Records –
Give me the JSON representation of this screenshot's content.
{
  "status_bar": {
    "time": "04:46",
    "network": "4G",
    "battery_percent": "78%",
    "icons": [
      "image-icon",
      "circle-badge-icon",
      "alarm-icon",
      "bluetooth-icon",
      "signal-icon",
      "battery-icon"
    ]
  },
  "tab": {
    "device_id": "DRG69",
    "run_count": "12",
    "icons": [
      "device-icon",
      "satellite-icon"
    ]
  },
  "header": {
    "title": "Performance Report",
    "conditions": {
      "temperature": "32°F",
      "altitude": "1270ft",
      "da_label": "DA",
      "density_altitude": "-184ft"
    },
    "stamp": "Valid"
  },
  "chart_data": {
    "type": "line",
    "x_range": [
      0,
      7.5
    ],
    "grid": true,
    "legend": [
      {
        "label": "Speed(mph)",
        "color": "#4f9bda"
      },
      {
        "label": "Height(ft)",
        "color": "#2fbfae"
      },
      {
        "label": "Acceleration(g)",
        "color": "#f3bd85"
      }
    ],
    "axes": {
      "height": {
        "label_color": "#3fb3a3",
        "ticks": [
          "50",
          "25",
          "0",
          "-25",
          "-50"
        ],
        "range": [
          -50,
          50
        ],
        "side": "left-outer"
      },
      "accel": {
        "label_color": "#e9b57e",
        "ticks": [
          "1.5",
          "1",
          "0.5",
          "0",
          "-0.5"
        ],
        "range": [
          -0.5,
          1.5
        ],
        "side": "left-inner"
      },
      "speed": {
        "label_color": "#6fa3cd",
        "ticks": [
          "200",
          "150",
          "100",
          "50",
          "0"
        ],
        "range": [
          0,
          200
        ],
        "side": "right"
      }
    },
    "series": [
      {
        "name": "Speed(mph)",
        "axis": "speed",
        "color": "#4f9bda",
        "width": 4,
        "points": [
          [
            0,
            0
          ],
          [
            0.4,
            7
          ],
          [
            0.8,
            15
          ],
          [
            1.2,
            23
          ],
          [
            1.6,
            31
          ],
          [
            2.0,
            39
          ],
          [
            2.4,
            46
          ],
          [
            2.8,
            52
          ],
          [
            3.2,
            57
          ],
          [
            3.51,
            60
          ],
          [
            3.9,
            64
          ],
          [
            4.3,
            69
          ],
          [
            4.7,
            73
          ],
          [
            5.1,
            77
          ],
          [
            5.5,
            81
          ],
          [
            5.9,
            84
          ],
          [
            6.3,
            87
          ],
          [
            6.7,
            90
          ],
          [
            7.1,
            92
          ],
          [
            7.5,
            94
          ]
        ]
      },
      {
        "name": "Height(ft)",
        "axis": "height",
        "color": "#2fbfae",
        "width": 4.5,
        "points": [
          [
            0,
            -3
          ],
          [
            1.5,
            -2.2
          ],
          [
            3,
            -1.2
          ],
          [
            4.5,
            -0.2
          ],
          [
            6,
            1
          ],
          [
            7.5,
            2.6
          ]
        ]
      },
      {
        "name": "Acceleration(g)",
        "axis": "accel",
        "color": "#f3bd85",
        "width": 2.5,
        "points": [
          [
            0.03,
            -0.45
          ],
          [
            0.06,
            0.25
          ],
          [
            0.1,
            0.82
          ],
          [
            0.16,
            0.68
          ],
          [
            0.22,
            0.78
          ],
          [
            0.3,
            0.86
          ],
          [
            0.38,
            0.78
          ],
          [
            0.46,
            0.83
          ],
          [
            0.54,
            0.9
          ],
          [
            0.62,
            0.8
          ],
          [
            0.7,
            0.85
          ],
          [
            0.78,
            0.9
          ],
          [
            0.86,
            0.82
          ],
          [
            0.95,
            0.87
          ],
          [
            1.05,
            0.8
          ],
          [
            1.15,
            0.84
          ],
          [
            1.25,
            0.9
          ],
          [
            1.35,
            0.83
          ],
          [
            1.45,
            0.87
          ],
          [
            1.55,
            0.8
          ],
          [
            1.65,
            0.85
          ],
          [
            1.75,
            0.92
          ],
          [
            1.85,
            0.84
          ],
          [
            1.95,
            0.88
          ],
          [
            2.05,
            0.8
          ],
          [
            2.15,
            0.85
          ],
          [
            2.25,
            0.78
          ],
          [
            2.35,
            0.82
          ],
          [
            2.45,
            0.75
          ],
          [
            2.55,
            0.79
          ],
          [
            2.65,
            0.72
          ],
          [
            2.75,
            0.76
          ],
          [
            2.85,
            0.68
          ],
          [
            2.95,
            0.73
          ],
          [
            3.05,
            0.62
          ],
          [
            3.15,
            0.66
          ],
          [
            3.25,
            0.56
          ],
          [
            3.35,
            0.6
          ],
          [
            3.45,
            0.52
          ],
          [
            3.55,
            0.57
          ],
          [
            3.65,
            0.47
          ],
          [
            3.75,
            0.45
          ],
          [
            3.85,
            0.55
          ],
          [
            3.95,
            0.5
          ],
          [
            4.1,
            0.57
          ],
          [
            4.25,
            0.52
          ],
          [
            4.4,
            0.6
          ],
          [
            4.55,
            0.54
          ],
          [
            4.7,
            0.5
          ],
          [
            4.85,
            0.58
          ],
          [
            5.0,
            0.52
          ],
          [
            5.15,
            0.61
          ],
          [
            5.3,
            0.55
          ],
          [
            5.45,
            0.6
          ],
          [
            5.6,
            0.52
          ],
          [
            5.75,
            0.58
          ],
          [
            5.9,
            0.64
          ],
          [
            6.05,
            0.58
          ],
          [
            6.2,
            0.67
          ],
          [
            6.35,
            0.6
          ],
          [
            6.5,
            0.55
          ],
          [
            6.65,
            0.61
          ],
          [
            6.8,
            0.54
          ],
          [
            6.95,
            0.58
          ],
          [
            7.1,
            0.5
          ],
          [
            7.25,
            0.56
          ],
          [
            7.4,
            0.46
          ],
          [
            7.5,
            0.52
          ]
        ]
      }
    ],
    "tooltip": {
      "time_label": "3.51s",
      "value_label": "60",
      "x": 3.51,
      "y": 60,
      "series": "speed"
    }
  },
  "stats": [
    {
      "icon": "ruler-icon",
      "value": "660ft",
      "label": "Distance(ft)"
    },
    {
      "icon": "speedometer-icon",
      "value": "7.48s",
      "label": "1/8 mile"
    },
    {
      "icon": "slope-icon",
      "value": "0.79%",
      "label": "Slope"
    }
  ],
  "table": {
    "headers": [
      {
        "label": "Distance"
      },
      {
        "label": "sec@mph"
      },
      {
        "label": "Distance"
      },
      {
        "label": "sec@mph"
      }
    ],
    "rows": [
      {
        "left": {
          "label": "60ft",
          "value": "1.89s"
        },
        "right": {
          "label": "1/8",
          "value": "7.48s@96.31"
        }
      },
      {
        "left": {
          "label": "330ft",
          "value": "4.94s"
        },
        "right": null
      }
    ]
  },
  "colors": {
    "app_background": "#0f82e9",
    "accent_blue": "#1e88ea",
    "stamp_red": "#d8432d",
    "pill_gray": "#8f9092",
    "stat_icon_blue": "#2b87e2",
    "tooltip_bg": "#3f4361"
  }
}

Exercise objective –
Copy out the lines in which the string "name" appears.

Task answer –
        "name": "Speed(mph)",
        "name": "Height(ft)",
        "name": "Acceleration(g)",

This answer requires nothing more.